* Request *
Count the lines containing "name" in the entries underneath, and state that count without anything else.

* Records *

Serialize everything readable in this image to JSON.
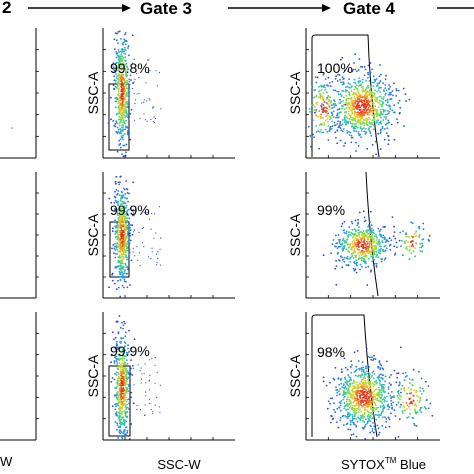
{
  "chart_data": {
    "type": "scatter",
    "header": {
      "left_label": "2",
      "gates": [
        "Gate 3",
        "Gate 4"
      ]
    },
    "x_labels": {
      "gate3": "SSC-W",
      "gate4_main": "SYTOX",
      "gate4_sup": "TM",
      "gate4_tail": " Blue",
      "left_cut": "W"
    },
    "y_label": "SSC-A",
    "rows": [
      {
        "gate3": {
          "pct": "99.8%",
          "cluster": {
            "cx": 0.14,
            "cy": 0.48,
            "sx": 0.03,
            "sy": 0.22
          }
        },
        "gate4": {
          "pct": "100%",
          "clusters": [
            {
              "cx": 0.42,
              "cy": 0.6,
              "sx": 0.12,
              "sy": 0.13,
              "n": 820
            },
            {
              "cx": 0.12,
              "cy": 0.62,
              "sx": 0.06,
              "sy": 0.12,
              "n": 160
            }
          ]
        }
      },
      {
        "gate3": {
          "pct": "99.9%",
          "cluster": {
            "cx": 0.14,
            "cy": 0.5,
            "sx": 0.03,
            "sy": 0.2
          }
        },
        "gate4": {
          "pct": "99%",
          "clusters": [
            {
              "cx": 0.42,
              "cy": 0.58,
              "sx": 0.1,
              "sy": 0.09,
              "n": 520
            },
            {
              "cx": 0.8,
              "cy": 0.55,
              "sx": 0.05,
              "sy": 0.08,
              "n": 70
            }
          ]
        }
      },
      {
        "gate3": {
          "pct": "99.9%",
          "cluster": {
            "cx": 0.14,
            "cy": 0.58,
            "sx": 0.03,
            "sy": 0.22
          }
        },
        "gate4": {
          "pct": "98%",
          "clusters": [
            {
              "cx": 0.43,
              "cy": 0.66,
              "sx": 0.11,
              "sy": 0.13,
              "n": 800
            },
            {
              "cx": 0.78,
              "cy": 0.68,
              "sx": 0.07,
              "sy": 0.1,
              "n": 120
            }
          ]
        }
      }
    ]
  }
}
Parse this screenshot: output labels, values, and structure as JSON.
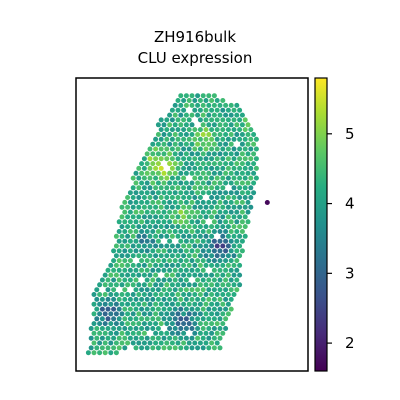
{
  "chart_data": {
    "type": "scatter",
    "title_lines": [
      "ZH916bulk",
      "CLU expression"
    ],
    "xlabel": "",
    "ylabel": "",
    "grid": false,
    "axes_ticks": false,
    "colorbar": {
      "colormap": "viridis",
      "range": [
        1.6,
        5.8
      ],
      "ticks": [
        2,
        3,
        4,
        5
      ],
      "tick_labels": [
        "2",
        "3",
        "4",
        "5"
      ],
      "placement": "right"
    },
    "tissue_outline": [
      [
        0.45,
        0.05
      ],
      [
        0.6,
        0.06
      ],
      [
        0.72,
        0.1
      ],
      [
        0.78,
        0.2
      ],
      [
        0.78,
        0.34
      ],
      [
        0.75,
        0.46
      ],
      [
        0.72,
        0.58
      ],
      [
        0.71,
        0.7
      ],
      [
        0.66,
        0.82
      ],
      [
        0.62,
        0.93
      ],
      [
        0.05,
        0.94
      ],
      [
        0.08,
        0.72
      ],
      [
        0.16,
        0.6
      ],
      [
        0.19,
        0.44
      ],
      [
        0.27,
        0.3
      ],
      [
        0.36,
        0.15
      ]
    ],
    "low_expression_regions": [
      {
        "cx": 0.62,
        "cy": 0.58,
        "r": 0.09,
        "value": 2.8
      },
      {
        "cx": 0.14,
        "cy": 0.8,
        "r": 0.08,
        "value": 3.0
      },
      {
        "cx": 0.46,
        "cy": 0.83,
        "r": 0.09,
        "value": 3.2
      },
      {
        "cx": 0.3,
        "cy": 0.56,
        "r": 0.06,
        "value": 3.4
      }
    ],
    "high_expression_regions": [
      {
        "cx": 0.36,
        "cy": 0.3,
        "r": 0.09,
        "value": 5.4
      },
      {
        "cx": 0.56,
        "cy": 0.2,
        "r": 0.07,
        "value": 5.0
      },
      {
        "cx": 0.46,
        "cy": 0.47,
        "r": 0.07,
        "value": 4.8
      },
      {
        "cx": 0.74,
        "cy": 0.15,
        "r": 0.04,
        "value": 5.1
      }
    ],
    "baseline_value": 4.2,
    "outlier_points": [
      {
        "x": 0.76,
        "y": 0.425,
        "value": 1.7
      }
    ]
  }
}
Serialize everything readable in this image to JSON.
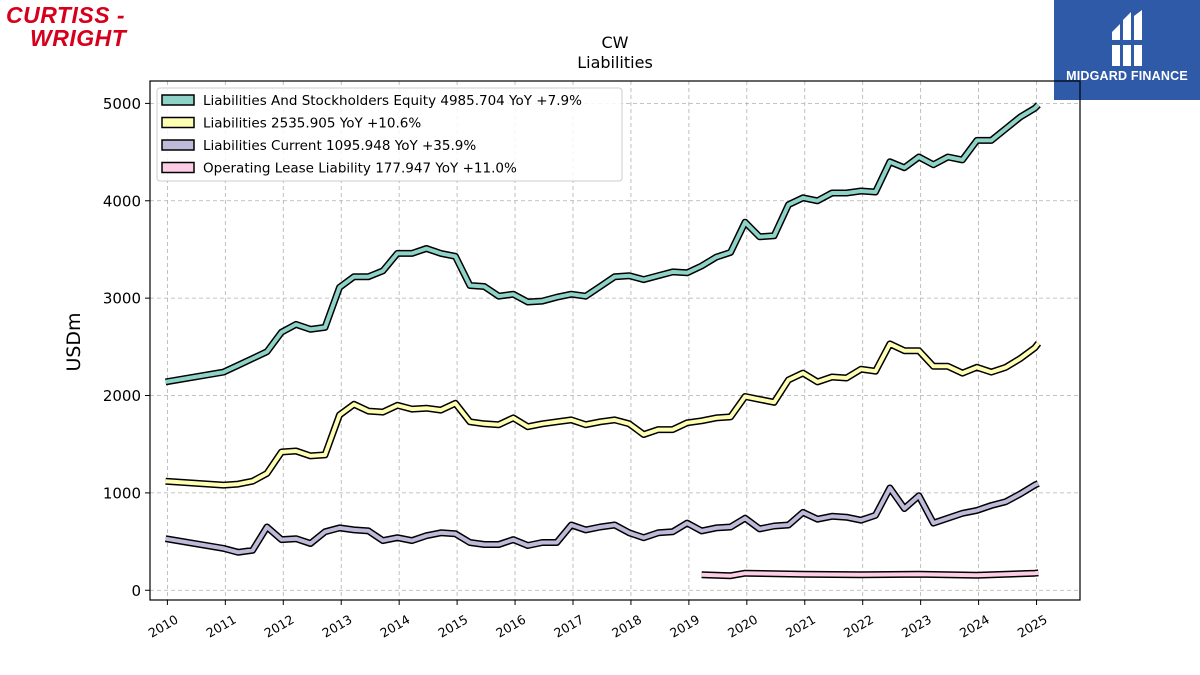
{
  "logos": {
    "left": {
      "line1": "CURTISS -",
      "line2": "WRIGHT",
      "color": "#d6001c"
    },
    "right": {
      "text": "MIDGARD FINANCE",
      "background": "#2f5aa8"
    }
  },
  "chart_data": {
    "type": "line",
    "title": "CW",
    "subtitle": "Liabilities",
    "ylabel": "USDm",
    "xlabel": "",
    "xlim": [
      2009.7,
      2025.75
    ],
    "ylim": [
      -100,
      5230
    ],
    "yticks": [
      0,
      1000,
      2000,
      3000,
      4000,
      5000
    ],
    "xticks": [
      2010,
      2011,
      2012,
      2013,
      2014,
      2015,
      2016,
      2017,
      2018,
      2019,
      2020,
      2021,
      2022,
      2023,
      2024,
      2025
    ],
    "grid": true,
    "legend_position": "top-left",
    "series": [
      {
        "name": "Liabilities And Stockholders Equity",
        "legend": "Liabilities And Stockholders Equity  4985.704 YoY +7.9%",
        "color": "#8dd3c7",
        "x": [
          2009.97,
          2010.97,
          2011.22,
          2011.47,
          2011.72,
          2011.97,
          2012.22,
          2012.47,
          2012.72,
          2012.97,
          2013.22,
          2013.47,
          2013.72,
          2013.97,
          2014.22,
          2014.47,
          2014.72,
          2014.97,
          2015.22,
          2015.47,
          2015.72,
          2015.97,
          2016.22,
          2016.47,
          2016.72,
          2016.97,
          2017.22,
          2017.47,
          2017.72,
          2017.97,
          2018.22,
          2018.47,
          2018.72,
          2018.97,
          2019.22,
          2019.47,
          2019.72,
          2019.97,
          2020.22,
          2020.47,
          2020.72,
          2020.97,
          2021.22,
          2021.47,
          2021.72,
          2021.97,
          2022.22,
          2022.47,
          2022.72,
          2022.97,
          2023.22,
          2023.47,
          2023.72,
          2023.97,
          2024.22,
          2024.47,
          2024.72,
          2024.97,
          2025.03
        ],
        "y": [
          2140,
          2240,
          2310,
          2380,
          2450,
          2650,
          2730,
          2680,
          2700,
          3110,
          3220,
          3220,
          3280,
          3460,
          3460,
          3510,
          3460,
          3430,
          3130,
          3120,
          3020,
          3040,
          2960,
          2970,
          3010,
          3040,
          3020,
          3120,
          3220,
          3230,
          3190,
          3230,
          3270,
          3260,
          3330,
          3420,
          3470,
          3780,
          3630,
          3640,
          3960,
          4030,
          4000,
          4080,
          4080,
          4100,
          4090,
          4400,
          4340,
          4450,
          4370,
          4450,
          4420,
          4620,
          4620,
          4740,
          4860,
          4950,
          4986
        ]
      },
      {
        "name": "Liabilities",
        "legend": "Liabilities  2535.905 YoY +10.6%",
        "color": "#ffffb3",
        "x": [
          2009.97,
          2010.97,
          2011.22,
          2011.47,
          2011.72,
          2011.97,
          2012.22,
          2012.47,
          2012.72,
          2012.97,
          2013.22,
          2013.47,
          2013.72,
          2013.97,
          2014.22,
          2014.47,
          2014.72,
          2014.97,
          2015.22,
          2015.47,
          2015.72,
          2015.97,
          2016.22,
          2016.47,
          2016.72,
          2016.97,
          2017.22,
          2017.47,
          2017.72,
          2017.97,
          2018.22,
          2018.47,
          2018.72,
          2018.97,
          2019.22,
          2019.47,
          2019.72,
          2019.97,
          2020.22,
          2020.47,
          2020.72,
          2020.97,
          2021.22,
          2021.47,
          2021.72,
          2021.97,
          2022.22,
          2022.47,
          2022.72,
          2022.97,
          2023.22,
          2023.47,
          2023.72,
          2023.97,
          2024.22,
          2024.47,
          2024.72,
          2024.97,
          2025.03
        ],
        "y": [
          1120,
          1080,
          1090,
          1120,
          1200,
          1420,
          1430,
          1380,
          1390,
          1800,
          1910,
          1840,
          1830,
          1900,
          1860,
          1870,
          1850,
          1920,
          1730,
          1710,
          1700,
          1770,
          1680,
          1710,
          1730,
          1750,
          1700,
          1730,
          1750,
          1710,
          1600,
          1650,
          1650,
          1720,
          1740,
          1770,
          1780,
          1990,
          1960,
          1930,
          2160,
          2230,
          2140,
          2190,
          2180,
          2270,
          2250,
          2530,
          2460,
          2460,
          2300,
          2300,
          2230,
          2290,
          2240,
          2290,
          2380,
          2490,
          2536
        ]
      },
      {
        "name": "Liabilities Current",
        "legend": "Liabilities Current  1095.948 YoY +35.9%",
        "color": "#bebada",
        "x": [
          2009.97,
          2010.97,
          2011.22,
          2011.47,
          2011.72,
          2011.97,
          2012.22,
          2012.47,
          2012.72,
          2012.97,
          2013.22,
          2013.47,
          2013.72,
          2013.97,
          2014.22,
          2014.47,
          2014.72,
          2014.97,
          2015.22,
          2015.47,
          2015.72,
          2015.97,
          2016.22,
          2016.47,
          2016.72,
          2016.97,
          2017.22,
          2017.47,
          2017.72,
          2017.97,
          2018.22,
          2018.47,
          2018.72,
          2018.97,
          2019.22,
          2019.47,
          2019.72,
          2019.97,
          2020.22,
          2020.47,
          2020.72,
          2020.97,
          2021.22,
          2021.47,
          2021.72,
          2021.97,
          2022.22,
          2022.47,
          2022.72,
          2022.97,
          2023.22,
          2023.47,
          2023.72,
          2023.97,
          2024.22,
          2024.47,
          2024.72,
          2024.97,
          2025.03
        ],
        "y": [
          530,
          430,
          390,
          410,
          650,
          520,
          530,
          480,
          600,
          640,
          620,
          610,
          510,
          540,
          510,
          560,
          590,
          580,
          490,
          470,
          470,
          520,
          460,
          490,
          490,
          670,
          620,
          650,
          670,
          590,
          540,
          590,
          600,
          690,
          610,
          640,
          650,
          740,
          630,
          660,
          670,
          800,
          730,
          760,
          750,
          720,
          770,
          1050,
          840,
          970,
          690,
          740,
          790,
          820,
          870,
          910,
          990,
          1080,
          1096
        ]
      },
      {
        "name": "Operating Lease Liability",
        "legend": "Operating Lease Liability  177.947 YoY +11.0%",
        "color": "#fccde5",
        "x": [
          2019.22,
          2019.72,
          2019.97,
          2020.97,
          2021.97,
          2022.97,
          2023.97,
          2024.97,
          2025.03
        ],
        "y": [
          160,
          150,
          175,
          165,
          160,
          165,
          155,
          175,
          178
        ]
      }
    ]
  }
}
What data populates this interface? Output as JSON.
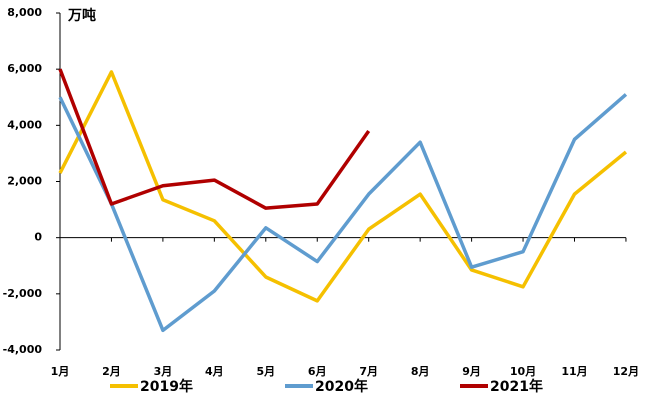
{
  "chart_data": {
    "type": "line",
    "unit_label": "万吨",
    "categories": [
      "1月",
      "2月",
      "3月",
      "4月",
      "5月",
      "6月",
      "7月",
      "8月",
      "9月",
      "10月",
      "11月",
      "12月"
    ],
    "series": [
      {
        "name": "2019年",
        "color": "#f5c000",
        "values": [
          2300,
          5900,
          1350,
          600,
          -1400,
          -2250,
          300,
          1550,
          -1150,
          -1750,
          1550,
          3050
        ]
      },
      {
        "name": "2020年",
        "color": "#5f9ccf",
        "values": [
          5000,
          1200,
          -3300,
          -1900,
          350,
          -850,
          1550,
          3400,
          -1050,
          -500,
          3500,
          5100
        ]
      },
      {
        "name": "2021年",
        "color": "#b00000",
        "values": [
          6000,
          1200,
          1850,
          2050,
          1050,
          1200,
          3800,
          null,
          null,
          null,
          null,
          null
        ]
      }
    ],
    "ylim": [
      -4000,
      8000
    ],
    "yticks": [
      {
        "value": -4000,
        "label": "-4,000"
      },
      {
        "value": -2000,
        "label": "-2,000"
      },
      0,
      {
        "value": 2000,
        "label": "2,000"
      },
      {
        "value": 4000,
        "label": "4,000"
      },
      {
        "value": 6000,
        "label": "6,000"
      },
      {
        "value": 8000,
        "label": "8,000"
      }
    ],
    "grid": false,
    "legend": "bottom"
  }
}
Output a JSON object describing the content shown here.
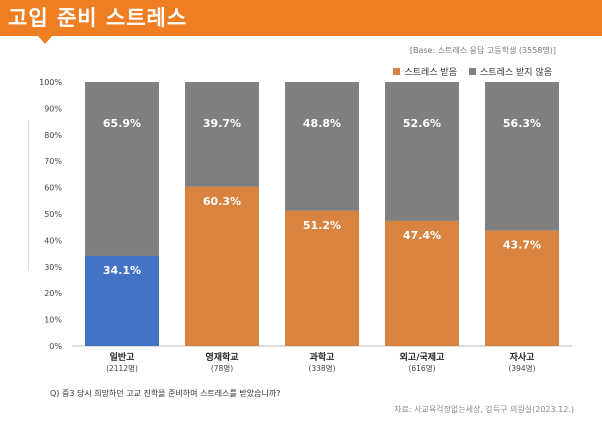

* Complete output *
7